**TASK TO COMPLETE**. Emit the entire listing verbatim.

Source data:

★ ★ ★

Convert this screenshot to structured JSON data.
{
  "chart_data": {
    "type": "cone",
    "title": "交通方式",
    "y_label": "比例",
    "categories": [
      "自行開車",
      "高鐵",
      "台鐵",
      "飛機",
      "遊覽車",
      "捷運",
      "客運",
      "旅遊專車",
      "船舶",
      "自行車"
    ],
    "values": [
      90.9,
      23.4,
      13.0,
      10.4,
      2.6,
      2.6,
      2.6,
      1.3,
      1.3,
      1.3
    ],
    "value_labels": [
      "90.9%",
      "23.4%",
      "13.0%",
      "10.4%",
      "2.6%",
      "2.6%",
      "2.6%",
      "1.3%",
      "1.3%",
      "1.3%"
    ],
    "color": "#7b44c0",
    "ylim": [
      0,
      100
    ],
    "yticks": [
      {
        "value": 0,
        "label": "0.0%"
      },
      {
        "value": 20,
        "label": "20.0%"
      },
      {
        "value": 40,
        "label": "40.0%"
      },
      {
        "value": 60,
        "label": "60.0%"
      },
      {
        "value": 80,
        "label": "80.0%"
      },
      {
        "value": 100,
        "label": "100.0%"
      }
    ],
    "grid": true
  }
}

★ ★ ★

**SOLUTION TO THIS TASK**.
Convert this screenshot to structured JSON data.
{
  "chart_data": {
    "type": "cone",
    "title": "交通方式",
    "y_label": "比例",
    "categories": [
      "自行開車",
      "高鐵",
      "台鐵",
      "飛機",
      "遊覽車",
      "捷運",
      "客運",
      "旅遊專車",
      "船舶",
      "自行車"
    ],
    "values": [
      90.9,
      23.4,
      13.0,
      10.4,
      2.6,
      2.6,
      2.6,
      1.3,
      1.3,
      1.3
    ],
    "value_labels": [
      "90.9%",
      "23.4%",
      "13.0%",
      "10.4%",
      "2.6%",
      "2.6%",
      "2.6%",
      "1.3%",
      "1.3%",
      "1.3%"
    ],
    "color": "#7b44c0",
    "ylim": [
      0,
      100
    ],
    "yticks": [
      {
        "value": 0,
        "label": "0.0%"
      },
      {
        "value": 20,
        "label": "20.0%"
      },
      {
        "value": 40,
        "label": "40.0%"
      },
      {
        "value": 60,
        "label": "60.0%"
      },
      {
        "value": 80,
        "label": "80.0%"
      },
      {
        "value": 100,
        "label": "100.0%"
      }
    ],
    "grid": true
  }
}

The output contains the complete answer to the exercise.